◆ Problem statement
Retype the lines exactly, starting with the first line of the records and going on through the line that contains "x-ticks: 9 11".

◆ Listed entries
-*-

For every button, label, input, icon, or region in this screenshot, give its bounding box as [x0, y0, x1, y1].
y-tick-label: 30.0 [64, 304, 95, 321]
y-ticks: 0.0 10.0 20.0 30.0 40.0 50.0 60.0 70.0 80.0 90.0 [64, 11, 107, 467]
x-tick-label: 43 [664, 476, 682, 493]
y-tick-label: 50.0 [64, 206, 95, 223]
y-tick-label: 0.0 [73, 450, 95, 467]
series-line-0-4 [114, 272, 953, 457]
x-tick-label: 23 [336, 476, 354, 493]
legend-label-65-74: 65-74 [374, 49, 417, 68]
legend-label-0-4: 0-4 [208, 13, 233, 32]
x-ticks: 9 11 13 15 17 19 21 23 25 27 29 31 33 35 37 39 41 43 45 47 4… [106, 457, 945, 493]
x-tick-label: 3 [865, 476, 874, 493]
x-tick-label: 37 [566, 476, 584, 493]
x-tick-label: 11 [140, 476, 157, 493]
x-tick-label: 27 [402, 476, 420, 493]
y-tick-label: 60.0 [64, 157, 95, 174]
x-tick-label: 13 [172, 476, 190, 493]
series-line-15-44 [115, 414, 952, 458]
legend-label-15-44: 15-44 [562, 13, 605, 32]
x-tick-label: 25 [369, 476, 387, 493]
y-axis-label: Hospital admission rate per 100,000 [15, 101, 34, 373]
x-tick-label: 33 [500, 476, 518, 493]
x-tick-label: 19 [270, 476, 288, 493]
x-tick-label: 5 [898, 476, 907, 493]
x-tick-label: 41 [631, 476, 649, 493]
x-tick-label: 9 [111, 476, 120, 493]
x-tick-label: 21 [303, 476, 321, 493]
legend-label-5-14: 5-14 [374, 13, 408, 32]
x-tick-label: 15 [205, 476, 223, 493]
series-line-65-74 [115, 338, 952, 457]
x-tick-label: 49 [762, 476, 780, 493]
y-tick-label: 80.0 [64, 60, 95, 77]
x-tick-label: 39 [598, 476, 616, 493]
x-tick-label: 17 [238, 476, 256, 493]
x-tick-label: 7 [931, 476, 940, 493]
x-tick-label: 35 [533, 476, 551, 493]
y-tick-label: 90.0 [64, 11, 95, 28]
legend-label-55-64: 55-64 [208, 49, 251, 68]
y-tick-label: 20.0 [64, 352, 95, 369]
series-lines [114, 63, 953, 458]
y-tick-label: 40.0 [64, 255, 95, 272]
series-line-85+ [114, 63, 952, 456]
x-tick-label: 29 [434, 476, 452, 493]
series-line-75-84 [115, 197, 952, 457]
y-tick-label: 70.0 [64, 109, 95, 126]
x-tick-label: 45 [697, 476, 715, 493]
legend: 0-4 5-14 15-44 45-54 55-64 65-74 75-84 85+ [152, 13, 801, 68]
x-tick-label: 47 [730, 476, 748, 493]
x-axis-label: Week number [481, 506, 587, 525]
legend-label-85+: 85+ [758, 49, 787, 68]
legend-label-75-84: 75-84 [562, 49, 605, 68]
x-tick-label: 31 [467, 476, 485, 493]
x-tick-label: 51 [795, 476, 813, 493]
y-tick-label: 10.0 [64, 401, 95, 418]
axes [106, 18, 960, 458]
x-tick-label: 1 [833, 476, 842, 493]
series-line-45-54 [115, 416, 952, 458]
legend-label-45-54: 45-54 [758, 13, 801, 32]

-*-

◆ Finished task
For every button, label, input, icon, or region in this screenshot, give its bounding box as [x0, y0, x1, y1].
y-tick-label: 30.0 [64, 304, 95, 321]
y-ticks: 0.0 10.0 20.0 30.0 40.0 50.0 60.0 70.0 80.0 90.0 [64, 11, 107, 467]
x-tick-label: 43 [664, 476, 682, 493]
y-tick-label: 50.0 [64, 206, 95, 223]
y-tick-label: 0.0 [73, 450, 95, 467]
series-line-0-4 [114, 272, 953, 457]
x-tick-label: 23 [336, 476, 354, 493]
legend-label-65-74: 65-74 [374, 49, 417, 68]
legend-label-0-4: 0-4 [208, 13, 233, 32]
x-ticks: 9 11 13 15 17 19 21 23 25 27 29 31 33 35 37 39 41 43 45 47 4… [106, 457, 945, 493]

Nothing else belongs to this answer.